> Goal of the exercise:
In the copy, include every entry exactly but none of the images.

Figure record extracts:
──────────

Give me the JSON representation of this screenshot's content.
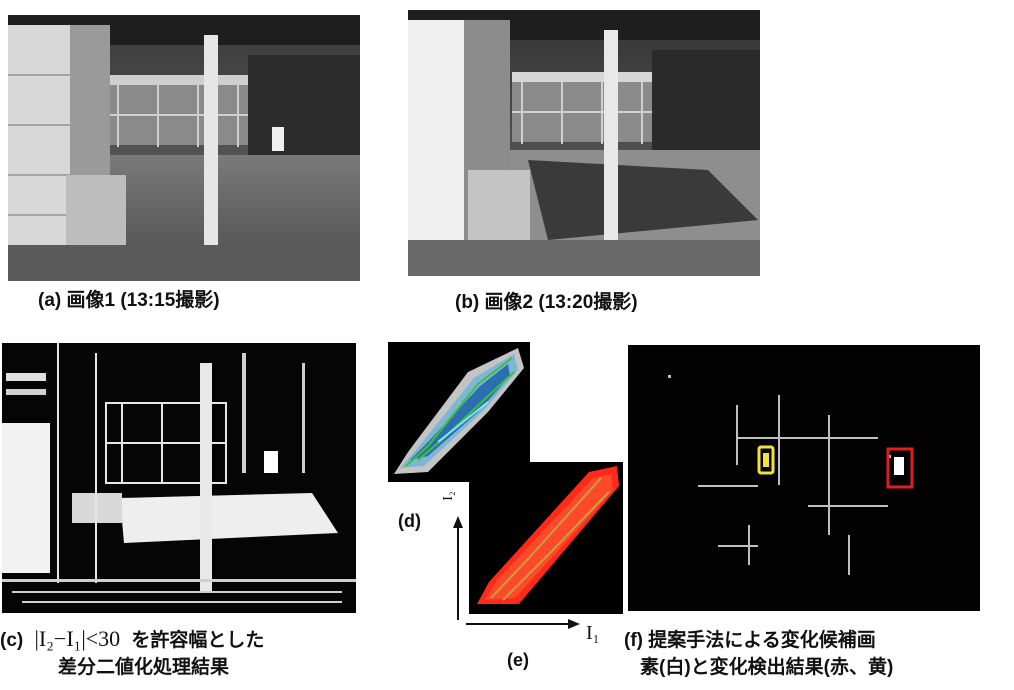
{
  "captions": {
    "a": "(a) 画像1 (13:15撮影)",
    "b": "(b) 画像2 (13:20撮影)",
    "c_prefix": "(c)",
    "c_formula": "|I₂−I₁|<30",
    "c_line1_suffix": "を許容幅とした",
    "c_line2": "差分二値化処理結果",
    "d": "(d)",
    "e": "(e)",
    "f_line1": "(f) 提案手法による変化候補画",
    "f_line2": "素(白)と変化検出結果(赤、黄)"
  },
  "axes": {
    "x_label": "I₁",
    "y_label": "I₂"
  },
  "colors": {
    "detect_red": "#e02020",
    "detect_yellow": "#f2e23a",
    "heat_red": "#ff2a1a",
    "contour_green": "#3fbf3f",
    "contour_cyan": "#7fe6ff"
  }
}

──────────

> Worked answer:
Give me the JSON representation of this screenshot's content.
{
  "captions": {
    "a": "(a) 画像1 (13:15撮影)",
    "b": "(b) 画像2 (13:20撮影)",
    "c_prefix": "(c)",
    "c_formula": "|I₂−I₁|<30",
    "c_line1_suffix": "を許容幅とした",
    "c_line2": "差分二値化処理結果",
    "d": "(d)",
    "e": "(e)",
    "f_line1": "(f) 提案手法による変化候補画",
    "f_line2": "素(白)と変化検出結果(赤、黄)"
  },
  "axes": {
    "x_label": "I₁",
    "y_label": "I₂"
  },
  "colors": {
    "detect_red": "#e02020",
    "detect_yellow": "#f2e23a",
    "heat_red": "#ff2a1a",
    "contour_green": "#3fbf3f",
    "contour_cyan": "#7fe6ff"
  }
}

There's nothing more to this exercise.